**EXERCISE PROMPT**
Check every line below for the string "pill", and copy the lines that contain it.

**LISTED RECORDS**
>>>

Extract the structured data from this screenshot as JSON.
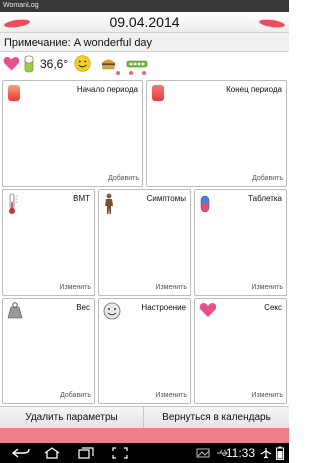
{
  "app": {
    "title": "WomanLog"
  },
  "header": {
    "date": "09.04.2014"
  },
  "note": {
    "text": "Примечание: A wonderful day"
  },
  "summary": {
    "temperature": "36,6°",
    "icons": [
      "heart-icon",
      "pill-pack-icon",
      "smiley-icon",
      "burger-icon",
      "pill-strip-icon"
    ]
  },
  "pager": {
    "page_count": 2
  },
  "tiles": [
    {
      "label": "Начало периода",
      "action": "Добавить",
      "icon": "period-start-drop-icon"
    },
    {
      "label": "Конец периода",
      "action": "Добавить",
      "icon": "period-end-drop-icon"
    },
    {
      "label": "BMT",
      "action": "Изменить",
      "icon": "thermometer-icon"
    },
    {
      "label": "Симптомы",
      "action": "Изменить",
      "icon": "body-figure-icon"
    },
    {
      "label": "Таблетка",
      "action": "Изменить",
      "icon": "pill-capsule-icon"
    },
    {
      "label": "Вес",
      "action": "Добавить",
      "icon": "weight-scale-icon"
    },
    {
      "label": "Настроение",
      "action": "Изменить",
      "icon": "smiley-icon"
    },
    {
      "label": "Секс",
      "action": "Изменить",
      "icon": "heart-icon"
    }
  ],
  "actions": {
    "delete_label": "Удалить параметры",
    "back_label": "Вернуться в календарь"
  },
  "system": {
    "time": "11:33"
  },
  "colors": {
    "accent": "#ee7f88",
    "drop": "#ec4a5e",
    "heart": "#e8508a"
  }
}
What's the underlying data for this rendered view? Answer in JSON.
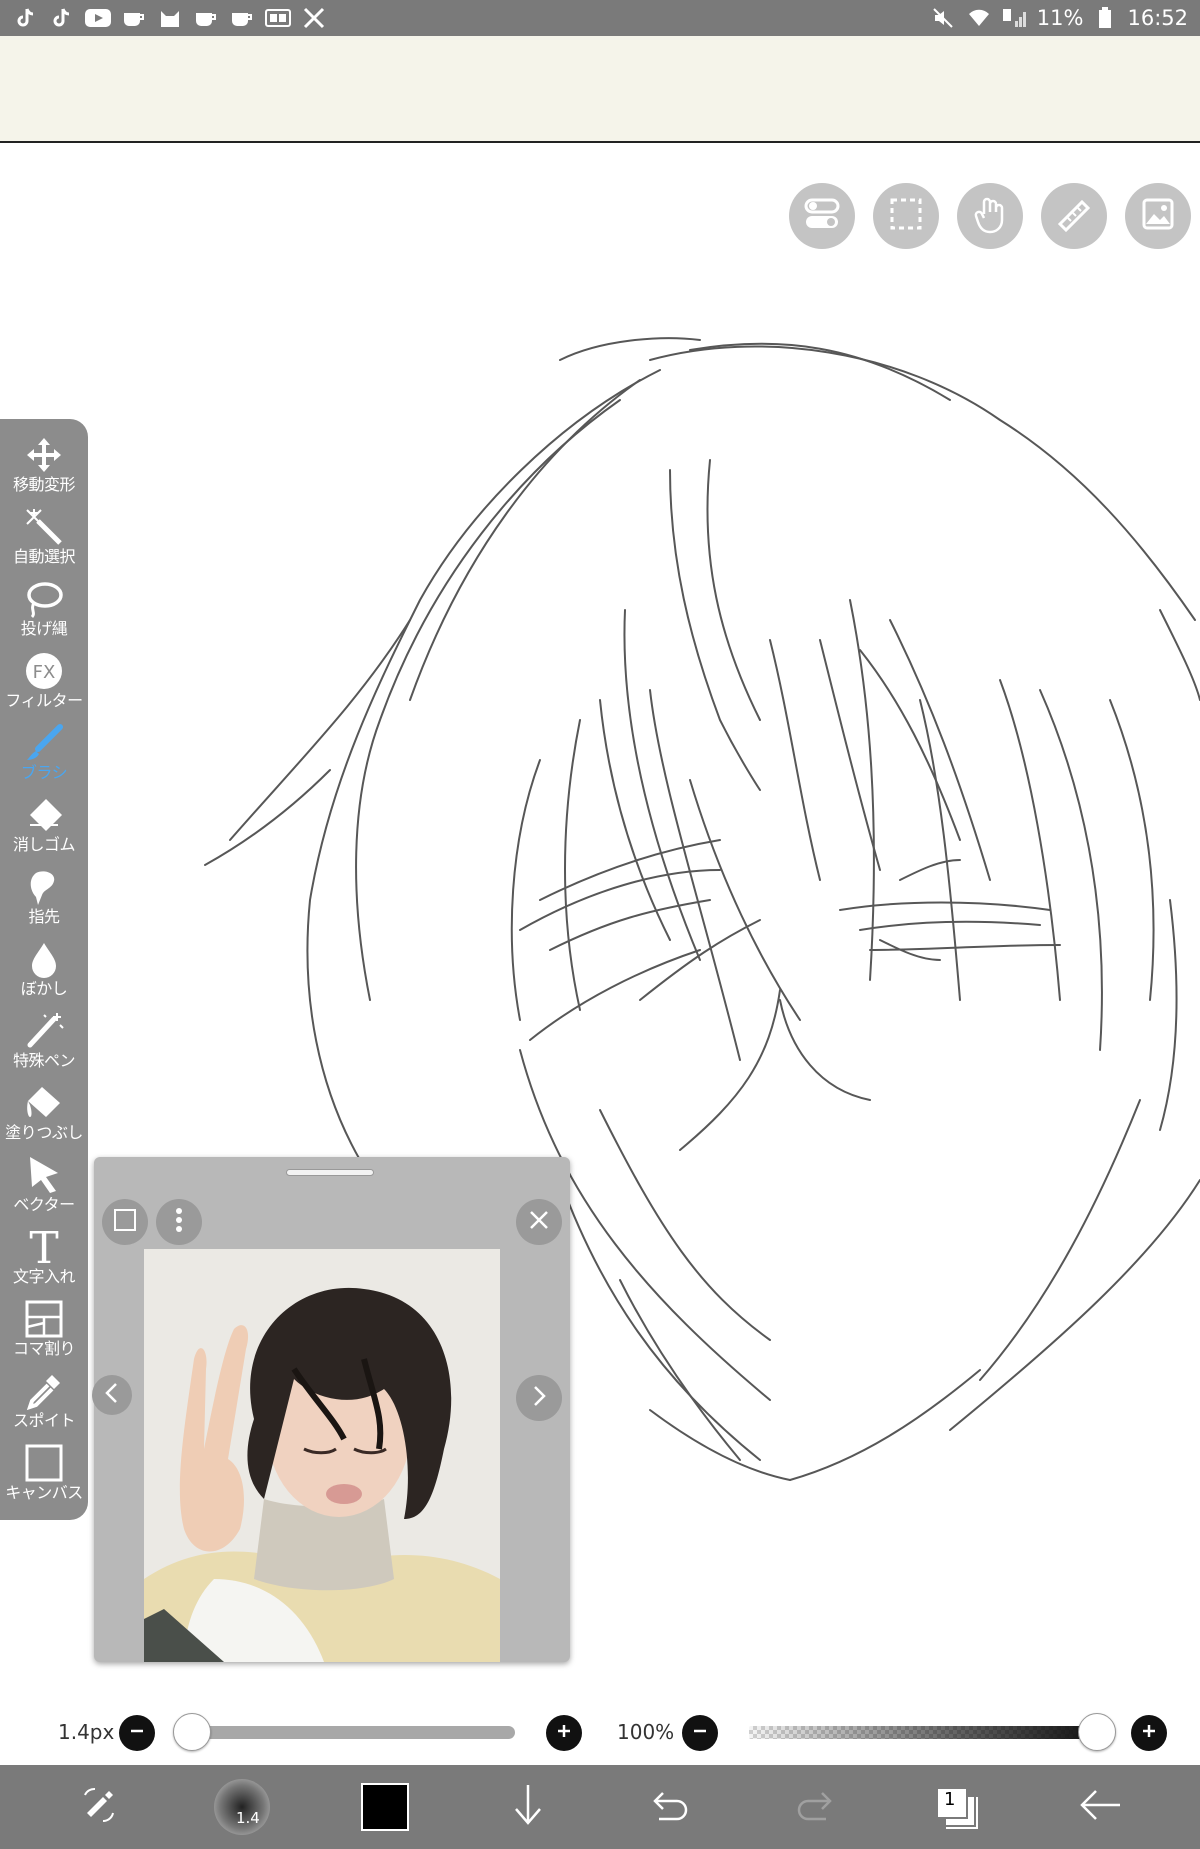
{
  "status_bar": {
    "battery_text": "11%",
    "time": "16:52",
    "left_icons": [
      "tiktok-icon",
      "tiktok-icon",
      "youtube-icon",
      "cup-icon",
      "cat-icon",
      "cup-icon",
      "cup-icon",
      "ge-icon",
      "tools-icon"
    ],
    "right_icons": [
      "mute-icon",
      "wifi-icon",
      "signal-icon",
      "battery-icon"
    ]
  },
  "top_buttons": [
    "toggle-icon",
    "selection-icon",
    "hand-icon",
    "ruler-icon",
    "image-icon"
  ],
  "toolbar": {
    "items": [
      {
        "icon": "move-transform-icon",
        "label": "移動変形",
        "active": false
      },
      {
        "icon": "magic-wand-icon",
        "label": "自動選択",
        "active": false
      },
      {
        "icon": "lasso-icon",
        "label": "投げ縄",
        "active": false
      },
      {
        "icon": "fx-icon",
        "label": "フィルター",
        "active": false
      },
      {
        "icon": "brush-icon",
        "label": "ブラシ",
        "active": true
      },
      {
        "icon": "eraser-icon",
        "label": "消しゴム",
        "active": false
      },
      {
        "icon": "finger-icon",
        "label": "指先",
        "active": false
      },
      {
        "icon": "blur-drop-icon",
        "label": "ぼかし",
        "active": false
      },
      {
        "icon": "special-pen-icon",
        "label": "特殊ペン",
        "active": false
      },
      {
        "icon": "fill-icon",
        "label": "塗りつぶし",
        "active": false
      },
      {
        "icon": "vector-icon",
        "label": "ベクター",
        "active": false
      },
      {
        "icon": "text-icon",
        "label": "文字入れ",
        "active": false
      },
      {
        "icon": "frame-divider-icon",
        "label": "コマ割り",
        "active": false
      },
      {
        "icon": "eyedropper-icon",
        "label": "スポイト",
        "active": false
      },
      {
        "icon": "canvas-icon",
        "label": "キャンバス",
        "active": false
      }
    ],
    "fx_text": "FX",
    "text_tool_glyph": "T"
  },
  "reference_window": {
    "buttons": [
      "square-icon",
      "more-vertical-icon",
      "close-icon",
      "prev-arrow-icon",
      "next-arrow-icon"
    ]
  },
  "brush_size": {
    "label": "1.4px",
    "value_fraction": 0.0
  },
  "opacity": {
    "label": "100%",
    "value_fraction": 1.0
  },
  "bottom_bar": {
    "brush_preview_text": "1.4",
    "layer_count": "1",
    "primary_color": "#000000",
    "items": [
      "swap-tools-icon",
      "brush-preview",
      "color-swatch",
      "download-arrow-icon",
      "undo-icon",
      "redo-icon",
      "layers-icon",
      "back-arrow-icon"
    ]
  },
  "colors": {
    "status_bar": "#7a7a7a",
    "top_panel": "#f5f4ea",
    "toolbar": "#8c8c8c",
    "active_tool": "#4aa6f0",
    "bottom_bar": "#7a7a7a"
  }
}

<<<

**WRITTEN RESPONSE**
      "pill-pack-icon",
      "pill-strip-icon"
      "icon": "pill-capsule-icon"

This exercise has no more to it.